+++ INPUT FOR THIS TASK

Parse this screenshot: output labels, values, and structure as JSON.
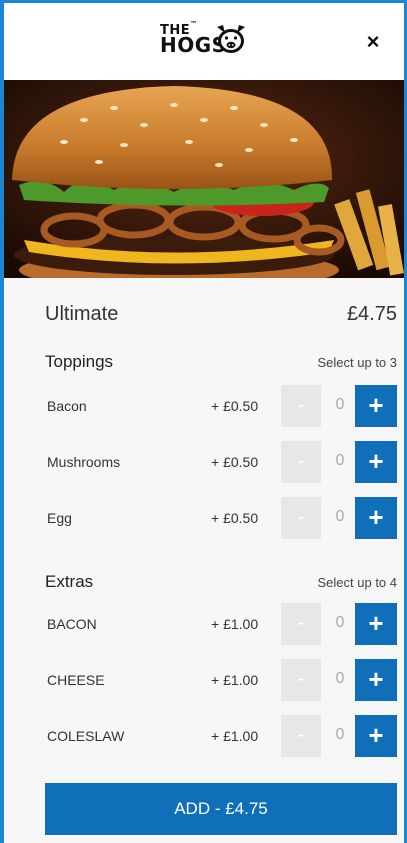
{
  "header": {
    "logo_the": "THE",
    "logo_tm": "™",
    "logo_hogs": "HOGS",
    "close_label": "×"
  },
  "hero": {
    "image_alt": "burger-photo"
  },
  "item": {
    "name": "Ultimate",
    "price": "£4.75"
  },
  "toppings": {
    "title": "Toppings",
    "note": "Select up to 3",
    "options": [
      {
        "label": "Bacon",
        "price": "+ £0.50",
        "qty": "0"
      },
      {
        "label": "Mushrooms",
        "price": "+ £0.50",
        "qty": "0"
      },
      {
        "label": "Egg",
        "price": "+ £0.50",
        "qty": "0"
      }
    ]
  },
  "extras": {
    "title": "Extras",
    "note": "Select up to 4",
    "options": [
      {
        "label": "BACON",
        "price": "+ £1.00",
        "qty": "0"
      },
      {
        "label": "CHEESE",
        "price": "+ £1.00",
        "qty": "0"
      },
      {
        "label": "COLESLAW",
        "price": "+ £1.00",
        "qty": "0"
      }
    ]
  },
  "controls": {
    "minus": "-",
    "plus": "+"
  },
  "add_button": {
    "label": "ADD - £4.75"
  },
  "colors": {
    "accent": "#0f6fb9",
    "border": "#1c86d1",
    "disabled": "#e7e7e7"
  }
}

++++++

Every record above must be given again exactly; drop the pictures.

Parse this screenshot: output labels, values, and structure as JSON.
{
  "header": {
    "logo_the": "THE",
    "logo_tm": "™",
    "logo_hogs": "HOGS",
    "close_label": "×"
  },
  "hero": {
    "image_alt": "burger-photo"
  },
  "item": {
    "name": "Ultimate",
    "price": "£4.75"
  },
  "toppings": {
    "title": "Toppings",
    "note": "Select up to 3",
    "options": [
      {
        "label": "Bacon",
        "price": "+ £0.50",
        "qty": "0"
      },
      {
        "label": "Mushrooms",
        "price": "+ £0.50",
        "qty": "0"
      },
      {
        "label": "Egg",
        "price": "+ £0.50",
        "qty": "0"
      }
    ]
  },
  "extras": {
    "title": "Extras",
    "note": "Select up to 4",
    "options": [
      {
        "label": "BACON",
        "price": "+ £1.00",
        "qty": "0"
      },
      {
        "label": "CHEESE",
        "price": "+ £1.00",
        "qty": "0"
      },
      {
        "label": "COLESLAW",
        "price": "+ £1.00",
        "qty": "0"
      }
    ]
  },
  "controls": {
    "minus": "-",
    "plus": "+"
  },
  "add_button": {
    "label": "ADD - £4.75"
  },
  "colors": {
    "accent": "#0f6fb9",
    "border": "#1c86d1",
    "disabled": "#e7e7e7"
  }
}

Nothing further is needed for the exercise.